[STATED GOAL]:
Show every line in the records below that contains the word "certains".

[INPUT]:
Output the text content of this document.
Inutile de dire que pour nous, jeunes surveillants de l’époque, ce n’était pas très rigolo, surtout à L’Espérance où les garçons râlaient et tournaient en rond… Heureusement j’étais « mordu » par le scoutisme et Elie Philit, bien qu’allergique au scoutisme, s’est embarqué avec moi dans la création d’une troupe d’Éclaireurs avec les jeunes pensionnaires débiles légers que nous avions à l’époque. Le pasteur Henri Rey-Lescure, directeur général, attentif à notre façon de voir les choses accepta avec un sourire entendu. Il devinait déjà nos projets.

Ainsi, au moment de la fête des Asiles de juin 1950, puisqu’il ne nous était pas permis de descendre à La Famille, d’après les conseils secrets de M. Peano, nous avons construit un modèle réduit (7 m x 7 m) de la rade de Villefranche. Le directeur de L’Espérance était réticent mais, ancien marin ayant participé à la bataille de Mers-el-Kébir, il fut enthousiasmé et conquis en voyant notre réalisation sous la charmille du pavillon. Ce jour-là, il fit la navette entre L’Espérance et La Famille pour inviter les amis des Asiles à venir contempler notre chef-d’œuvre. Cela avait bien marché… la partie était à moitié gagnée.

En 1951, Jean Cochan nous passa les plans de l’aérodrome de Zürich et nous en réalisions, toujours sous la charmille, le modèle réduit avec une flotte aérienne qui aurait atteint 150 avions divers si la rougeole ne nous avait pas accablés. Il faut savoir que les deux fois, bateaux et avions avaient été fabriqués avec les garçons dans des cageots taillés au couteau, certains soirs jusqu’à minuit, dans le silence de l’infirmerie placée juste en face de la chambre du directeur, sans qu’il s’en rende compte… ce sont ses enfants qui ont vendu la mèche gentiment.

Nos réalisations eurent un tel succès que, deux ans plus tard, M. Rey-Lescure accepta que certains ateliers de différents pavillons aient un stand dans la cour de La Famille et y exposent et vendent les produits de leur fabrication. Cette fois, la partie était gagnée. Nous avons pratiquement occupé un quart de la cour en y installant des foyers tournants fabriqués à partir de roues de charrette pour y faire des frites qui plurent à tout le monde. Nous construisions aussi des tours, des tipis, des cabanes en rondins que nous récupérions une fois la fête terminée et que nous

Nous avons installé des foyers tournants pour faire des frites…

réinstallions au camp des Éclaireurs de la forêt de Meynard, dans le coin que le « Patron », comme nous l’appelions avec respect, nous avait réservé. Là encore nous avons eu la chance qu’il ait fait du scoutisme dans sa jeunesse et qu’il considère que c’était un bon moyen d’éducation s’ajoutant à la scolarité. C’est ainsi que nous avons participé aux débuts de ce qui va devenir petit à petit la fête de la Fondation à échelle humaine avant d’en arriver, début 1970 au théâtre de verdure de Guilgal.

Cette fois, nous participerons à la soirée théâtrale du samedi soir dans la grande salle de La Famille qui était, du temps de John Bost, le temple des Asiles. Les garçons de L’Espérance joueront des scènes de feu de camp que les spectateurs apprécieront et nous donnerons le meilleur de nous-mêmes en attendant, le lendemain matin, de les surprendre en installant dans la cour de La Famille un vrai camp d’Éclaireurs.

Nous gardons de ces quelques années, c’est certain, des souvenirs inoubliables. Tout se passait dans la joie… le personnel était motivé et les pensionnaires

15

--

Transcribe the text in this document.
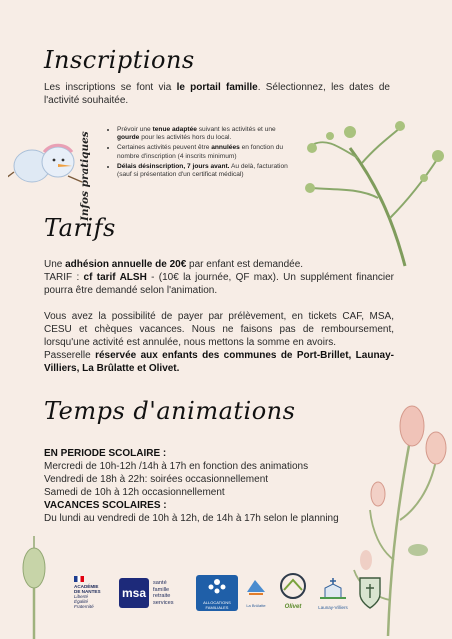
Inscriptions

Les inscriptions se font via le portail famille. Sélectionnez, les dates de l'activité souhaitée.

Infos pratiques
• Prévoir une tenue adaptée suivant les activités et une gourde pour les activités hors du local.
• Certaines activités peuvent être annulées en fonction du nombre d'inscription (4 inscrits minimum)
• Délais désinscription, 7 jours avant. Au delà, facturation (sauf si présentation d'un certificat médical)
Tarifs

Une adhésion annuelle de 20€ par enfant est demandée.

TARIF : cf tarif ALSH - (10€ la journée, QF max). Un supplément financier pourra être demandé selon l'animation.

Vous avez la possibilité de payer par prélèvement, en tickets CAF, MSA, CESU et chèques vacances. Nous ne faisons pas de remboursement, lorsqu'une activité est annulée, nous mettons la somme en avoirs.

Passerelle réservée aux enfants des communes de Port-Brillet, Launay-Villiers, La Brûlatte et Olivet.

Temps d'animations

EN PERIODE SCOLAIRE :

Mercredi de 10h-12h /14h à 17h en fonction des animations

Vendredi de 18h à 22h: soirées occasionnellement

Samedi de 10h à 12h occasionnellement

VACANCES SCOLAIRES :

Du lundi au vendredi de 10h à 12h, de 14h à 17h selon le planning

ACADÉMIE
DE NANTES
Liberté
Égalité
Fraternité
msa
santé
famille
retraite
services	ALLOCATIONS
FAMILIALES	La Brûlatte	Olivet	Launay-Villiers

[ANSWER TO THIS PROBLEM]:
En 1951, Jean Cochan nous passa les plans de l’aérodrome de Zürich et nous en réalisions, toujours sous la charmille, le modèle réduit avec une flotte aérienne qui aurait atteint 150 avions divers si la rougeole ne nous avait pas accablés. Il faut savoir que les deux fois, bateaux et avions avaient été fabriqués avec les garçons dans des cageots taillés au couteau, certains soirs jusqu’à minuit, dans le silence de l’infirmerie placée juste en face de la chambre du directeur, sans qu’il s’en rende compte… ce sont ses enfants qui ont vendu la mèche gentiment.
Nos réalisations eurent un tel succès que, deux ans plus tard, M. Rey-Lescure accepta que certains ateliers de différents pavillons aient un stand dans la cour de La Famille et y exposent et vendent les produits de leur fabrication. Cette fois, la partie était gagnée. Nous avons pratiquement occupé un quart de la cour en y installant des foyers tournants fabriqués à partir de roues de charrette pour y faire des frites qui plurent à tout le monde. Nous construisions aussi des tours, des tipis, des cabanes en rondins que nous récupérions une fois la fête terminée et que nous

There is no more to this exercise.